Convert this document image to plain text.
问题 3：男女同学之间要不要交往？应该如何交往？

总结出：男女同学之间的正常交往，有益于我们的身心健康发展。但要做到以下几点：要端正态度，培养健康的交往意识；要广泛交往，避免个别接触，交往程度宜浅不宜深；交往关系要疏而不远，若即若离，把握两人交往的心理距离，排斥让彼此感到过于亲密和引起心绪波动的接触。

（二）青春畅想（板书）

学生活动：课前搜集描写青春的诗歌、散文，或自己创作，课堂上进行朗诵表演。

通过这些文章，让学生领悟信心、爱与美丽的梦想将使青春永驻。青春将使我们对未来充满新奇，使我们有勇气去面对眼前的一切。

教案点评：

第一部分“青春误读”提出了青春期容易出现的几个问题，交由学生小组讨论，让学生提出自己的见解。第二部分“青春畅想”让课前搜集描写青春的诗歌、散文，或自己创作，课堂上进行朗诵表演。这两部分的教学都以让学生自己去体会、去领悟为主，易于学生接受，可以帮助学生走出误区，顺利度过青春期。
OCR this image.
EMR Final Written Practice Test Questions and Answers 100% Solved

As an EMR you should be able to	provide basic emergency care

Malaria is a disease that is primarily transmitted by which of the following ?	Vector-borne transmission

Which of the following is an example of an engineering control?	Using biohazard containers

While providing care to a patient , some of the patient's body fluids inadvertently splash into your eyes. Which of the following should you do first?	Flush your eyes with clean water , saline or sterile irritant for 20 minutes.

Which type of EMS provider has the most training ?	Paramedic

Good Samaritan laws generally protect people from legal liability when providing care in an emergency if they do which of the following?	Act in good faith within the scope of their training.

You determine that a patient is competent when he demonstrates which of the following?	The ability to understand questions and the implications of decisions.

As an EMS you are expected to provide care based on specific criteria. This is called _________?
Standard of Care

- - - -

[JOB]: Copy out every line of the data above, exactly as given.

[FULL SOLUTION]:
Convert this document image to plain text.
问题 3：男女同学之间要不要交往？应该如何交往？

总结出：男女同学之间的正常交往，有益于我们的身心健康发展。但要做到以下几点：要端正态度，培养健康的交往意识；要广泛交往，避免个别接触，交往程度宜浅不宜深；交往关系要疏而不远，若即若离，把握两人交往的心理距离，排斥让彼此感到过于亲密和引起心绪波动的接触。

（二）青春畅想（板书）

学生活动：课前搜集描写青春的诗歌、散文，或自己创作，课堂上进行朗诵表演。

通过这些文章，让学生领悟信心、爱与美丽的梦想将使青春永驻。青春将使我们对未来充满新奇，使我们有勇气去面对眼前的一切。

教案点评：

第一部分“青春误读”提出了青春期容易出现的几个问题，交由学生小组讨论，让学生提出自己的见解。第二部分“青春畅想”让课前搜集描写青春的诗歌、散文，或自己创作，课堂上进行朗诵表演。这两部分的教学都以让学生自己去体会、去领悟为主，易于学生接受，可以帮助学生走出误区，顺利度过青春期。
OCR this image.
EMR Final Written Practice Test Questions and Answers 100% Solved

As an EMR you should be able to	provide basic emergency care

Malaria is a disease that is primarily transmitted by which of the following ?	Vector-borne transmission

Which of the following is an example of an engineering control?	Using biohazard containers

While providing care to a patient , some of the patient's body fluids inadvertently splash into your eyes. Which of the following should you do first?	Flush your eyes with clean water , saline or sterile irritant for 20 minutes.

Which type of EMS provider has the most training ?	Paramedic

Good Samaritan laws generally protect people from legal liability when providing care in an emergency if they do which of the following?	Act in good faith within the scope of their training.

You determine that a patient is competent when he demonstrates which of the following?	The ability to understand questions and the implications of decisions.

As an EMS you are expected to provide care based on specific criteria. This is called _________?
Standard of Care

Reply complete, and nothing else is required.